§ Exercise prompt: Rewrite the entries below, putting "schematic diagram" wherever "block diagram" occurs and leaving everything else unchanged.

§ Extracted data entries:
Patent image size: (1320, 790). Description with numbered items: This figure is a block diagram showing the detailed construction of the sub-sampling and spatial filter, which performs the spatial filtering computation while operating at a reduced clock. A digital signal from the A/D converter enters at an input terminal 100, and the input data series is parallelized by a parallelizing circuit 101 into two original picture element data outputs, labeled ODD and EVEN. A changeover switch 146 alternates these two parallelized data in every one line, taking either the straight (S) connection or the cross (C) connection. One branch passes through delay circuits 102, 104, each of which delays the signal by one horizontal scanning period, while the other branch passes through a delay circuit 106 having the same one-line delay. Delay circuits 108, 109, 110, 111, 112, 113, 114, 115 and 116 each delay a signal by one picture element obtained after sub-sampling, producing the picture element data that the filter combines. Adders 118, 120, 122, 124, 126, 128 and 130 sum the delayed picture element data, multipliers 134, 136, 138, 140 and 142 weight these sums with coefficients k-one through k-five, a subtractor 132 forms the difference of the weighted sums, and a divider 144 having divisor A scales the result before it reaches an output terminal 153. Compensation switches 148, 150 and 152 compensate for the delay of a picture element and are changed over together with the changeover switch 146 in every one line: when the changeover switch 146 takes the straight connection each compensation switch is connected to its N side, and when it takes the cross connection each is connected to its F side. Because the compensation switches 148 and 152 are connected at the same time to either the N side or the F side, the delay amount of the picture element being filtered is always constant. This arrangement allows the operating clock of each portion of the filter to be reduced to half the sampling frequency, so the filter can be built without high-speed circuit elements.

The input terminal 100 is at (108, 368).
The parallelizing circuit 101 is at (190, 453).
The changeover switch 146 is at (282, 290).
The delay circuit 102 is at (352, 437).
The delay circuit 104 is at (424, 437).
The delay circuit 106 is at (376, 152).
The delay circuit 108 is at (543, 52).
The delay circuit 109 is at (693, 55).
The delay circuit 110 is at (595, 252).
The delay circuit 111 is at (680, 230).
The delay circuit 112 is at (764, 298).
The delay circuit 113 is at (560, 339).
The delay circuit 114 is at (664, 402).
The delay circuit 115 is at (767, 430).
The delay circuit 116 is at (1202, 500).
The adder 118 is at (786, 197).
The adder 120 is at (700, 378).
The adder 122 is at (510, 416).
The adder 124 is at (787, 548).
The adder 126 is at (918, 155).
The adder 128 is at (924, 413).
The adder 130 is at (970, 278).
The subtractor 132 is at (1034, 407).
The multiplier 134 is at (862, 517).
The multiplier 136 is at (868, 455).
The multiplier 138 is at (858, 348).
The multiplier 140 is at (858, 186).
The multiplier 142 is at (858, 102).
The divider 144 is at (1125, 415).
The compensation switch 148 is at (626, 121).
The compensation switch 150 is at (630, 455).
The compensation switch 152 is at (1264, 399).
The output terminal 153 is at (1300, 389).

§ Finished answer:
Patent image size: (1320, 790). Description with numbered items: This figure is a schematic diagram showing the detailed construction of the sub-sampling and spatial filter, which performs the spatial filtering computation while operating at a reduced clock. A digital signal from the A/D converter enters at an input terminal 100, and the input data series is parallelized by a parallelizing circuit 101 into two original picture element data outputs, labeled ODD and EVEN. A changeover switch 146 alternates these two parallelized data in every one line, taking either the straight (S) connection or the cross (C) connection. One branch passes through delay circuits 102, 104, each of which delays the signal by one horizontal scanning period, while the other branch passes through a delay circuit 106 having the same one-line delay. Delay circuits 108, 109, 110, 111, 112, 113, 114, 115 and 116 each delay a signal by one picture element obtained after sub-sampling, producing the picture element data that the filter combines. Adders 118, 120, 122, 124, 126, 128 and 130 sum the delayed picture element data, multipliers 134, 136, 138, 140 and 142 weight these sums with coefficients k-one through k-five, a subtractor 132 forms the difference of the weighted sums, and a divider 144 having divisor A scales the result before it reaches an output terminal 153. Compensation switches 148, 150 and 152 compensate for the delay of a picture element and are changed over together with the changeover switch 146 in every one line: when the changeover switch 146 takes the straight connection each compensation switch is connected to its N side, and when it takes the cross connection each is connected to its F side. Because the compensation switches 148 and 152 are connected at the same time to either the N side or the F side, the delay amount of the picture element being filtered is always constant. This arrangement allows the operating clock of each portion of the filter to be reduced to half the sampling frequency, so the filter can be built without high-speed circuit elements.

The input terminal 100 is at (108, 368).
The parallelizing circuit 101 is at (190, 453).
The changeover switch 146 is at (282, 290).
The delay circuit 102 is at (352, 437).
The delay circuit 104 is at (424, 437).
The delay circuit 106 is at (376, 152).
The delay circuit 108 is at (543, 52).
The delay circuit 109 is at (693, 55).
The delay circuit 110 is at (595, 252).
The delay circuit 111 is at (680, 230).
The delay circuit 112 is at (764, 298).
The delay circuit 113 is at (560, 339).
The delay circuit 114 is at (664, 402).
The delay circuit 115 is at (767, 430).
The delay circuit 116 is at (1202, 500).
The adder 118 is at (786, 197).
The adder 120 is at (700, 378).
The adder 122 is at (510, 416).
The adder 124 is at (787, 548).
The adder 126 is at (918, 155).
The adder 128 is at (924, 413).
The adder 130 is at (970, 278).
The subtractor 132 is at (1034, 407).
The multiplier 134 is at (862, 517).
The multiplier 136 is at (868, 455).
The multiplier 138 is at (858, 348).
The multiplier 140 is at (858, 186).
The multiplier 142 is at (858, 102).
The divider 144 is at (1125, 415).
The compensation switch 148 is at (626, 121).
The compensation switch 150 is at (630, 455).
The compensation switch 152 is at (1264, 399).
The output terminal 153 is at (1300, 389).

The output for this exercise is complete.